— start of ENTRIES —
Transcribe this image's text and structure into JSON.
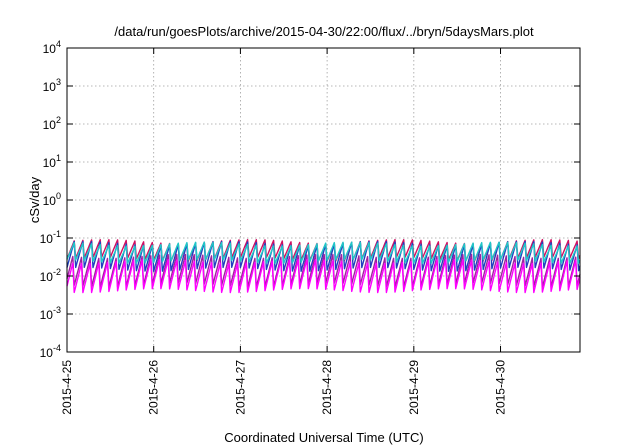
{
  "chart_data": {
    "type": "line",
    "title": "/data/run/goesPlots/archive/2015-04-30/22:00/flux/../bryn/5daysMars.plot",
    "xlabel": "Coordinated Universal Time (UTC)",
    "ylabel": "cSv/day",
    "yscale": "log",
    "ylim": [
      0.0001,
      10000
    ],
    "xlim": [
      "2015-04-25T00:00",
      "2015-04-30T22:00"
    ],
    "grid": true,
    "legend": "none",
    "y_ticks": [
      {
        "base": "10",
        "exp": "-4",
        "value": 0.0001
      },
      {
        "base": "10",
        "exp": "-3",
        "value": 0.001
      },
      {
        "base": "10",
        "exp": "-2",
        "value": 0.01
      },
      {
        "base": "10",
        "exp": "-1",
        "value": 0.1
      },
      {
        "base": "10",
        "exp": "0",
        "value": 1
      },
      {
        "base": "10",
        "exp": "1",
        "value": 10
      },
      {
        "base": "10",
        "exp": "2",
        "value": 100
      },
      {
        "base": "10",
        "exp": "3",
        "value": 1000
      },
      {
        "base": "10",
        "exp": "4",
        "value": 10000
      }
    ],
    "x_ticks": [
      {
        "label": "2015-4-25",
        "value": "2015-04-25T00:00"
      },
      {
        "label": "2015-4-26",
        "value": "2015-04-26T00:00"
      },
      {
        "label": "2015-4-27",
        "value": "2015-04-27T00:00"
      },
      {
        "label": "2015-4-28",
        "value": "2015-04-28T00:00"
      },
      {
        "label": "2015-4-29",
        "value": "2015-04-29T00:00"
      },
      {
        "label": "2015-4-30",
        "value": "2015-04-30T00:00"
      }
    ],
    "sawtooth_period_hours": 2.4,
    "series": [
      {
        "color": "#d01060",
        "peak": 0.1,
        "trough": 0.028
      },
      {
        "color": "#2040c0",
        "peak": 0.085,
        "trough": 0.013
      },
      {
        "color": "#20c8c8",
        "peak": 0.07,
        "trough": 0.02
      },
      {
        "color": "#a020a0",
        "peak": 0.04,
        "trough": 0.005
      },
      {
        "color": "#ff00ff",
        "peak": 0.025,
        "trough": 0.003
      }
    ]
  }
}
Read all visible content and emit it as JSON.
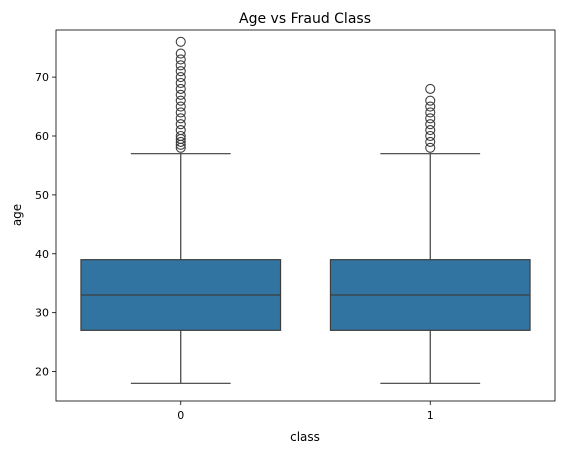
{
  "chart_data": {
    "type": "box",
    "title": "Age vs Fraud Class",
    "xlabel": "class",
    "ylabel": "age",
    "categories": [
      "0",
      "1"
    ],
    "ylim": [
      15,
      78
    ],
    "yticks": [
      20,
      30,
      40,
      50,
      60,
      70
    ],
    "grid": false,
    "color": "#3274a1",
    "boxes": [
      {
        "category": "0",
        "whisker_low": 18,
        "q1": 27,
        "median": 33,
        "q3": 39,
        "whisker_high": 57,
        "outliers": [
          58,
          58.5,
          59,
          59.5,
          60,
          61,
          62,
          63,
          64,
          65,
          66,
          67,
          68,
          69,
          70,
          71,
          72,
          73,
          74,
          76
        ]
      },
      {
        "category": "1",
        "whisker_low": 18,
        "q1": 27,
        "median": 33,
        "q3": 39,
        "whisker_high": 57,
        "outliers": [
          58,
          59,
          60,
          61,
          62,
          63,
          64,
          65,
          66,
          68
        ]
      }
    ]
  }
}
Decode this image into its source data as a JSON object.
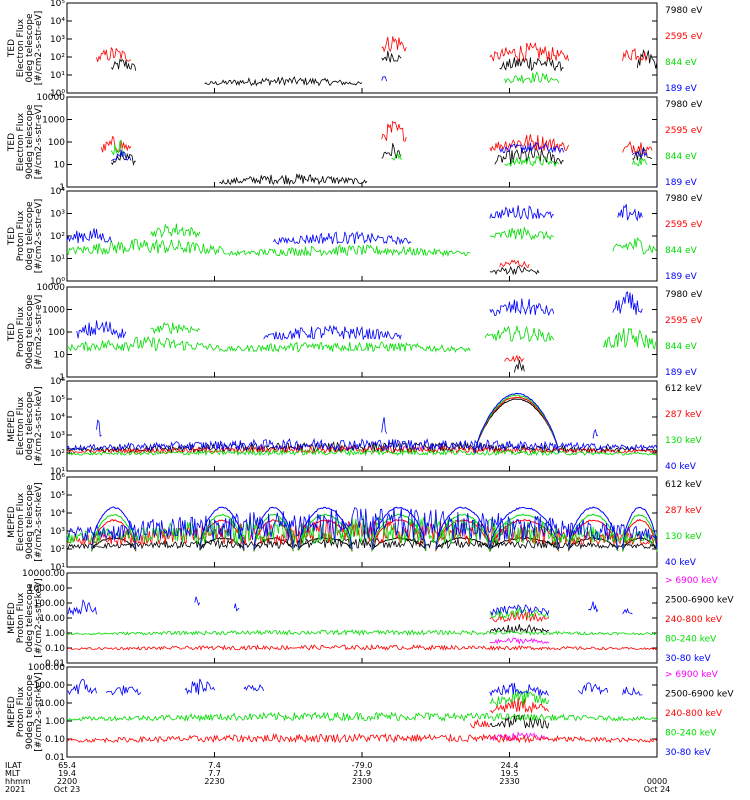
— end of ENTRIES —
→ AIM
Without the pictures, repeat all the records word for word.

→ WORKED ANSWER
Transcribe this image's text and structure into JSON.
{
  "chart_data": {
    "type": "line",
    "title": "/data/run/goesPlots/archive/2015-04-30/22:00/flux/../bryn/5daysMars.plot",
    "xlabel": "Coordinated Universal Time (UTC)",
    "ylabel": "cSv/day",
    "yscale": "log",
    "ylim": [
      0.0001,
      10000
    ],
    "xlim": [
      "2015-04-25T00:00",
      "2015-04-30T22:00"
    ],
    "grid": true,
    "legend": "none",
    "y_ticks": [
      {
        "base": "10",
        "exp": "-4",
        "value": 0.0001
      },
      {
        "base": "10",
        "exp": "-3",
        "value": 0.001
      },
      {
        "base": "10",
        "exp": "-2",
        "value": 0.01
      },
      {
        "base": "10",
        "exp": "-1",
        "value": 0.1
      },
      {
        "base": "10",
        "exp": "0",
        "value": 1
      },
      {
        "base": "10",
        "exp": "1",
        "value": 10
      },
      {
        "base": "10",
        "exp": "2",
        "value": 100
      },
      {
        "base": "10",
        "exp": "3",
        "value": 1000
      },
      {
        "base": "10",
        "exp": "4",
        "value": 10000
      }
    ],
    "x_ticks": [
      {
        "label": "2015-4-25",
        "value": "2015-04-25T00:00"
      },
      {
        "label": "2015-4-26",
        "value": "2015-04-26T00:00"
      },
      {
        "label": "2015-4-27",
        "value": "2015-04-27T00:00"
      },
      {
        "label": "2015-4-28",
        "value": "2015-04-28T00:00"
      },
      {
        "label": "2015-4-29",
        "value": "2015-04-29T00:00"
      },
      {
        "label": "2015-4-30",
        "value": "2015-04-30T00:00"
      }
    ],
    "sawtooth_period_hours": 2.4,
    "series": [
      {
        "color": "#d01060",
        "peak": 0.1,
        "trough": 0.028
      },
      {
        "color": "#2040c0",
        "peak": 0.085,
        "trough": 0.013
      },
      {
        "color": "#20c8c8",
        "peak": 0.07,
        "trough": 0.02
      },
      {
        "color": "#a020a0",
        "peak": 0.04,
        "trough": 0.005
      },
      {
        "color": "#ff00ff",
        "peak": 0.025,
        "trough": 0.003
      }
    ]
  }
}
Read all visible content and emit it as JSON.
{
  "chart_data": {
    "type": "box",
    "title": "Age vs Fraud Class",
    "xlabel": "class",
    "ylabel": "age",
    "categories": [
      "0",
      "1"
    ],
    "ylim": [
      15,
      78
    ],
    "yticks": [
      20,
      30,
      40,
      50,
      60,
      70
    ],
    "grid": false,
    "color": "#3274a1",
    "boxes": [
      {
        "category": "0",
        "whisker_low": 18,
        "q1": 27,
        "median": 33,
        "q3": 39,
        "whisker_high": 57,
        "outliers": [
          58,
          58.5,
          59,
          59.5,
          60,
          61,
          62,
          63,
          64,
          65,
          66,
          67,
          68,
          69,
          70,
          71,
          72,
          73,
          74,
          76
        ]
      },
      {
        "category": "1",
        "whisker_low": 18,
        "q1": 27,
        "median": 33,
        "q3": 39,
        "whisker_high": 57,
        "outliers": [
          58,
          59,
          60,
          61,
          62,
          63,
          64,
          65,
          66,
          68
        ]
      }
    ]
  }
}
Decode this image into its source data as a JSON object.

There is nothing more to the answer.